▶ [DATA FOR PROCESSING]
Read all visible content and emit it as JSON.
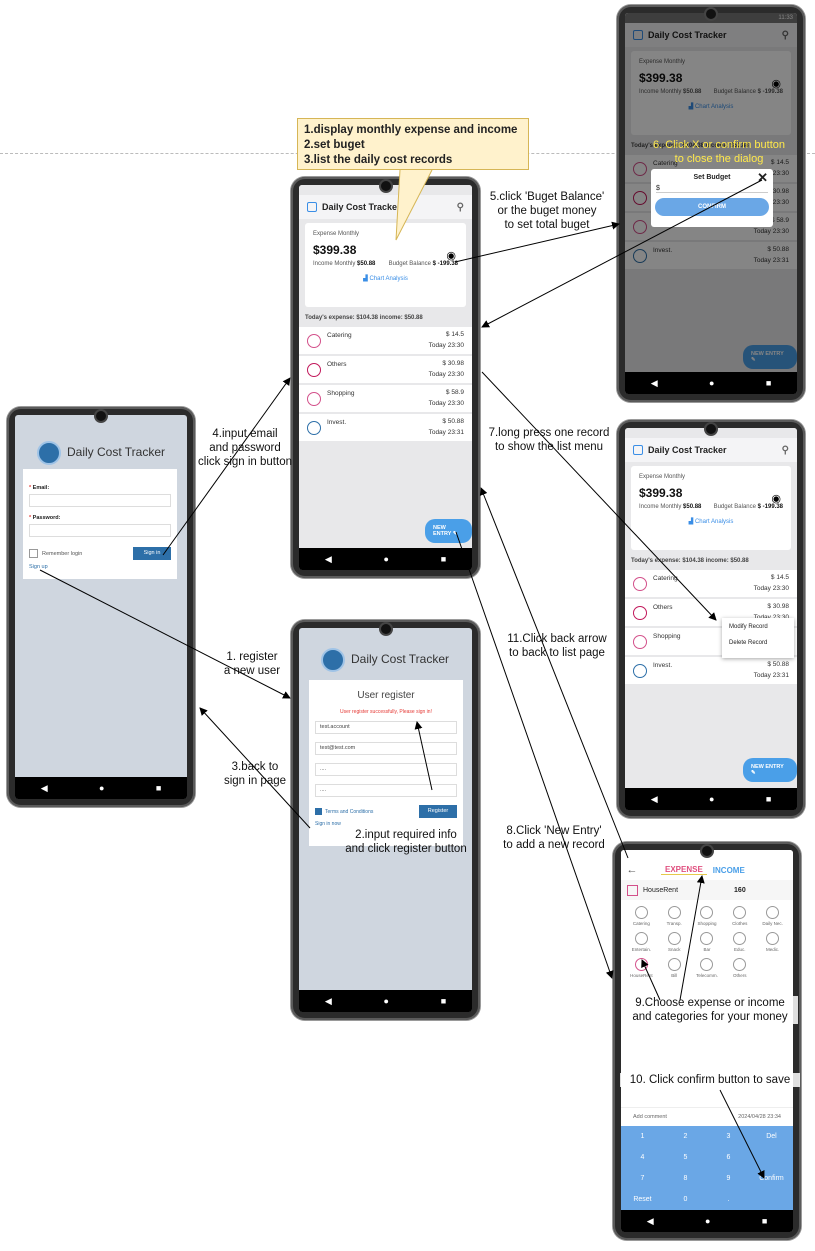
{
  "app_title": "Daily Cost Tracker",
  "callout": {
    "lines": [
      "1.display monthly expense and income",
      "2.set buget",
      "3.list the daily cost records"
    ]
  },
  "steps": {
    "s1": [
      "1. register",
      "a new user"
    ],
    "s2": [
      "2.input required info",
      "and click register button"
    ],
    "s3": [
      "3.back to",
      "sign in page"
    ],
    "s4": [
      "4.input email",
      "and password",
      "click sign in button"
    ],
    "s5": [
      "5.click 'Buget Balance'",
      "or the buget money",
      "to set total buget"
    ],
    "s6": [
      "6. Click X or confirm button",
      "to close the dialog"
    ],
    "s7": [
      "7.long press one record",
      "to show the list menu"
    ],
    "s8": [
      "8.Click 'New Entry'",
      "to add a new record"
    ],
    "s9": [
      "9.Choose expense or income",
      "and categories for your money"
    ],
    "s10": [
      "10. Click confirm button to save"
    ],
    "s11": [
      "11.Click back arrow",
      "to back to list page"
    ]
  },
  "signin": {
    "email_label": "Email:",
    "password_label": "Password:",
    "remember": "Remember login",
    "signin_button": "Sign in",
    "signup_link": "Sign up"
  },
  "register": {
    "title": "User register",
    "success_msg": "User register successfully, Please sign in!",
    "account": "test.account",
    "email": "test@test.com",
    "pw1": "....",
    "pw2": "....",
    "terms": "Terms and Conditions",
    "register_button": "Register",
    "signin_link": "Sign in now"
  },
  "summary": {
    "expense_label": "Expense Monthly",
    "expense": "$399.38",
    "income_label": "Income Monthly",
    "income": "$50.88",
    "balance_label": "Budget Balance",
    "balance": "$ -199.38",
    "chart_link": "Chart Analysis"
  },
  "today_line": "Today's expense: $104.38 income: $50.88",
  "records": [
    {
      "name": "Catering",
      "amount": "$ 14.5",
      "time": "Today 23:30",
      "color": "#d3508a"
    },
    {
      "name": "Others",
      "amount": "$ 30.98",
      "time": "Today 23:30",
      "color": "#c2185b"
    },
    {
      "name": "Shopping",
      "amount": "$ 58.9",
      "time": "Today 23:30",
      "color": "#d3508a"
    },
    {
      "name": "Invest.",
      "amount": "$ 50.88",
      "time": "Today 23:31",
      "color": "#2d6fa8"
    }
  ],
  "new_entry": "NEW ENTRY",
  "dialog": {
    "title": "Set Budget",
    "currency": "$",
    "confirm": "CONFIRM"
  },
  "status_time": "11:33",
  "context_menu": [
    "Modify Record",
    "Delete Record"
  ],
  "entry": {
    "tab_expense": "EXPENSE",
    "tab_income": "INCOME",
    "selected_category": "HouseRent",
    "value": "160",
    "categories": [
      "Catering",
      "Transp.",
      "Shopping",
      "Clothes",
      "Daily Nec.",
      "Entertain.",
      "Snack",
      "Bar",
      "Educ.",
      "Medic.",
      "HouseRent",
      "Bill",
      "Telecomm.",
      "Others"
    ],
    "comment_placeholder": "Add comment",
    "datetime": "2024/04/28 23:34",
    "keys": [
      "1",
      "2",
      "3",
      "Del",
      "4",
      "5",
      "6",
      "",
      "7",
      "8",
      "9",
      "Confirm",
      "Reset",
      "0",
      ".",
      ""
    ]
  },
  "nav": {
    "back": "◀",
    "home": "●",
    "recent": "■"
  }
}
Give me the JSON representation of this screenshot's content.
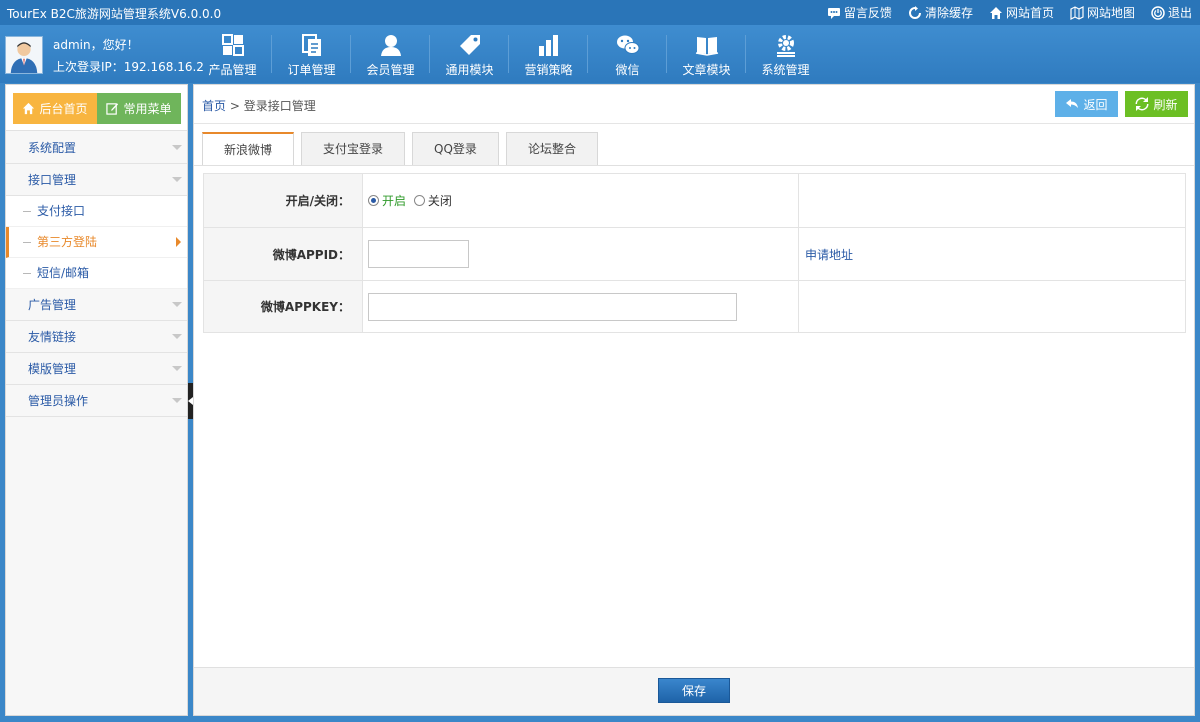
{
  "titlebar": {
    "title": "TourEx B2C旅游网站管理系统V6.0.0.0",
    "links": [
      {
        "label": "留言反馈",
        "icon": "message-icon"
      },
      {
        "label": "清除缓存",
        "icon": "refresh-icon"
      },
      {
        "label": "网站首页",
        "icon": "home-icon"
      },
      {
        "label": "网站地图",
        "icon": "sitemap-icon"
      },
      {
        "label": "退出",
        "icon": "power-icon"
      }
    ]
  },
  "user": {
    "greeting": "admin，您好！",
    "last_login": "上次登录IP：192.168.16.2"
  },
  "mainnav": [
    {
      "label": "产品管理",
      "icon": "grid-icon"
    },
    {
      "label": "订单管理",
      "icon": "document-icon"
    },
    {
      "label": "会员管理",
      "icon": "user-icon"
    },
    {
      "label": "通用模块",
      "icon": "tag-icon"
    },
    {
      "label": "营销策略",
      "icon": "bar-chart-icon"
    },
    {
      "label": "微信",
      "icon": "wechat-icon"
    },
    {
      "label": "文章模块",
      "icon": "book-icon"
    },
    {
      "label": "系统管理",
      "icon": "gear-icon"
    }
  ],
  "sidebar": {
    "home_label": "后台首页",
    "common_label": "常用菜单",
    "groups": [
      {
        "label": "系统配置"
      },
      {
        "label": "接口管理"
      },
      {
        "label": "广告管理"
      },
      {
        "label": "友情链接"
      },
      {
        "label": "模版管理"
      },
      {
        "label": "管理员操作"
      }
    ],
    "subitems": [
      {
        "label": "支付接口"
      },
      {
        "label": "第三方登陆"
      },
      {
        "label": "短信/邮箱"
      }
    ]
  },
  "content": {
    "breadcrumb_home": "首页",
    "breadcrumb_sep": ">",
    "breadcrumb_current": "登录接口管理",
    "back_label": "返回",
    "refresh_label": "刷新",
    "tabs": [
      {
        "label": "新浪微博"
      },
      {
        "label": "支付宝登录"
      },
      {
        "label": "QQ登录"
      },
      {
        "label": "论坛整合"
      }
    ],
    "form": {
      "toggle_label": "开启/关闭：",
      "on_label": "开启",
      "off_label": "关闭",
      "appid_label": "微博APPID：",
      "appid_value": "",
      "apply_link": "申请地址",
      "appkey_label": "微博APPKEY：",
      "appkey_value": ""
    },
    "save_label": "保存"
  },
  "colors": {
    "accent_blue": "#2a75b8",
    "active_orange": "#e8892b",
    "home_button": "#f8b540",
    "common_button": "#6fb55b",
    "refresh_button": "#6cbf24",
    "back_button": "#5eb0e8"
  }
}
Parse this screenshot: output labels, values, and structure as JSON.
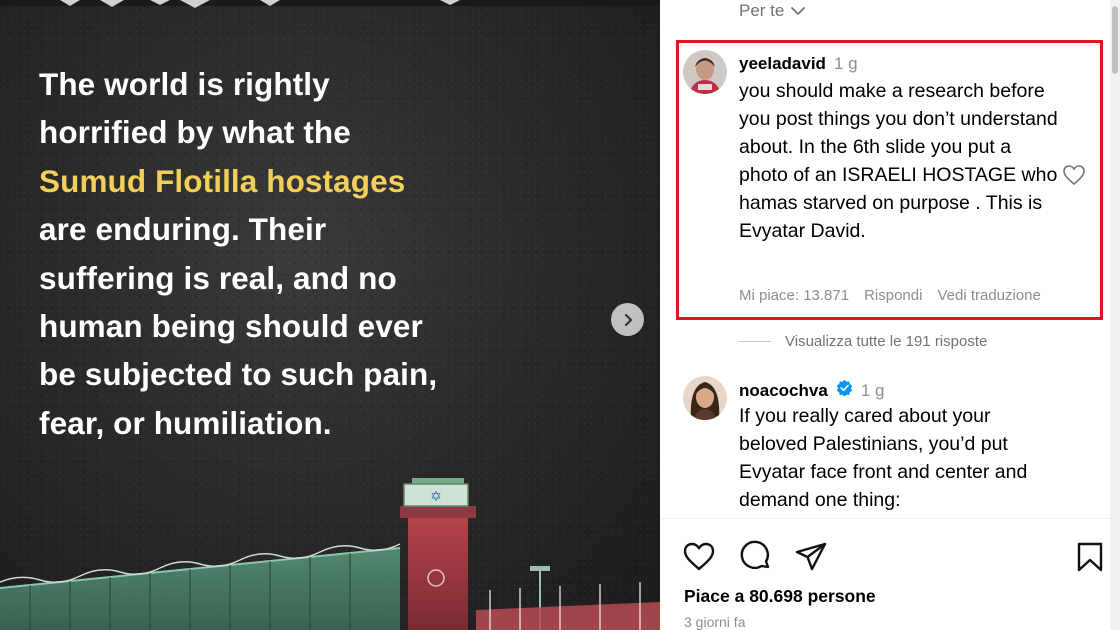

▶ [TASK STATEMENT]
Word for word, quote the full listing, omitting every picture.

▶ [SOLUTION TO THIS EXERCISE]
Read all visible content and emit it as JSON.
{
  "app_title": "Daily Cost Tracker",
  "callout": {
    "lines": [
      "1.display monthly expense and income",
      "2.set buget",
      "3.list the daily cost records"
    ]
  },
  "steps": {
    "s1": [
      "1. register",
      "a new user"
    ],
    "s2": [
      "2.input required info",
      "and click register button"
    ],
    "s3": [
      "3.back to",
      "sign in page"
    ],
    "s4": [
      "4.input email",
      "and password",
      "click sign in button"
    ],
    "s5": [
      "5.click 'Buget Balance'",
      "or the buget money",
      "to set total buget"
    ],
    "s6": [
      "6. Click X or confirm button",
      "to close the dialog"
    ],
    "s7": [
      "7.long press one record",
      "to show the list menu"
    ],
    "s8": [
      "8.Click 'New Entry'",
      "to add a new record"
    ],
    "s9": [
      "9.Choose expense or income",
      "and categories for your money"
    ],
    "s10": [
      "10. Click confirm button to save"
    ],
    "s11": [
      "11.Click back arrow",
      "to back to list page"
    ]
  },
  "signin": {
    "email_label": "Email:",
    "password_label": "Password:",
    "remember": "Remember login",
    "signin_button": "Sign in",
    "signup_link": "Sign up"
  },
  "register": {
    "title": "User register",
    "success_msg": "User register successfully, Please sign in!",
    "account": "test.account",
    "email": "test@test.com",
    "pw1": "....",
    "pw2": "....",
    "terms": "Terms and Conditions",
    "register_button": "Register",
    "signin_link": "Sign in now"
  },
  "summary": {
    "expense_label": "Expense Monthly",
    "expense": "$399.38",
    "income_label": "Income Monthly",
    "income": "$50.88",
    "balance_label": "Budget Balance",
    "balance": "$ -199.38",
    "chart_link": "Chart Analysis"
  },
  "today_line": "Today's expense: $104.38 income: $50.88",
  "records": [
    {
      "name": "Catering",
      "amount": "$ 14.5",
      "time": "Today 23:30",
      "color": "#d3508a"
    },
    {
      "name": "Others",
      "amount": "$ 30.98",
      "time": "Today 23:30",
      "color": "#c2185b"
    },
    {
      "name": "Shopping",
      "amount": "$ 58.9",
      "time": "Today 23:30",
      "color": "#d3508a"
    },
    {
      "name": "Invest.",
      "amount": "$ 50.88",
      "time": "Today 23:31",
      "color": "#2d6fa8"
    }
  ],
  "new_entry": "NEW ENTRY",
  "dialog": {
    "title": "Set Budget",
    "currency": "$",
    "confirm": "CONFIRM"
  },
  "status_time": "11:33",
  "context_menu": [
    "Modify Record",
    "Delete Record"
  ],
  "entry": {
    "tab_expense": "EXPENSE",
    "tab_income": "INCOME",
    "selected_category": "HouseRent",
    "value": "160",
    "categories": [
      "Catering",
      "Transp.",
      "Shopping",
      "Clothes",
      "Daily Nec.",
      "Entertain.",
      "Snack",
      "Bar",
      "Educ.",
      "Medic.",
      "HouseRent",
      "Bill",
      "Telecomm.",
      "Others"
    ],
    "comment_placeholder": "Add comment",
    "datetime": "2024/04/28 23:34",
    "keys": [
      "1",
      "2",
      "3",
      "Del",
      "4",
      "5",
      "6",
      "",
      "7",
      "8",
      "9",
      "Confirm",
      "Reset",
      "0",
      ".",
      ""
    ]
  },
  "nav": {
    "back": "◀",
    "home": "●",
    "recent": "■"
  }
}
Give me the JSON representation of this screenshot's content.
{
  "titlebar": {
    "title": "TourEx B2C旅游网站管理系统V6.0.0.0",
    "links": [
      {
        "label": "留言反馈",
        "icon": "message-icon"
      },
      {
        "label": "清除缓存",
        "icon": "refresh-icon"
      },
      {
        "label": "网站首页",
        "icon": "home-icon"
      },
      {
        "label": "网站地图",
        "icon": "sitemap-icon"
      },
      {
        "label": "退出",
        "icon": "power-icon"
      }
    ]
  },
  "user": {
    "greeting": "admin，您好！",
    "last_login": "上次登录IP：192.168.16.2"
  },
  "mainnav": [
    {
      "label": "产品管理",
      "icon": "grid-icon"
    },
    {
      "label": "订单管理",
      "icon": "document-icon"
    },
    {
      "label": "会员管理",
      "icon": "user-icon"
    },
    {
      "label": "通用模块",
      "icon": "tag-icon"
    },
    {
      "label": "营销策略",
      "icon": "bar-chart-icon"
    },
    {
      "label": "微信",
      "icon": "wechat-icon"
    },
    {
      "label": "文章模块",
      "icon": "book-icon"
    },
    {
      "label": "系统管理",
      "icon": "gear-icon"
    }
  ],
  "sidebar": {
    "home_label": "后台首页",
    "common_label": "常用菜单",
    "groups": [
      {
        "label": "系统配置"
      },
      {
        "label": "接口管理"
      },
      {
        "label": "广告管理"
      },
      {
        "label": "友情链接"
      },
      {
        "label": "模版管理"
      },
      {
        "label": "管理员操作"
      }
    ],
    "subitems": [
      {
        "label": "支付接口"
      },
      {
        "label": "第三方登陆"
      },
      {
        "label": "短信/邮箱"
      }
    ]
  },
  "content": {
    "breadcrumb_home": "首页",
    "breadcrumb_sep": ">",
    "breadcrumb_current": "登录接口管理",
    "back_label": "返回",
    "refresh_label": "刷新",
    "tabs": [
      {
        "label": "新浪微博"
      },
      {
        "label": "支付宝登录"
      },
      {
        "label": "QQ登录"
      },
      {
        "label": "论坛整合"
      }
    ],
    "form": {
      "toggle_label": "开启/关闭：",
      "on_label": "开启",
      "off_label": "关闭",
      "appid_label": "微博APPID：",
      "appid_value": "",
      "apply_link": "申请地址",
      "appkey_label": "微博APPKEY：",
      "appkey_value": ""
    },
    "save_label": "保存"
  },
  "colors": {
    "accent_blue": "#2a75b8",
    "active_orange": "#e8892b",
    "home_button": "#f8b540",
    "common_button": "#6fb55b",
    "refresh_button": "#6cbf24",
    "back_button": "#5eb0e8"
  }
}
Parse this screenshot: output labels, values, and structure as JSON.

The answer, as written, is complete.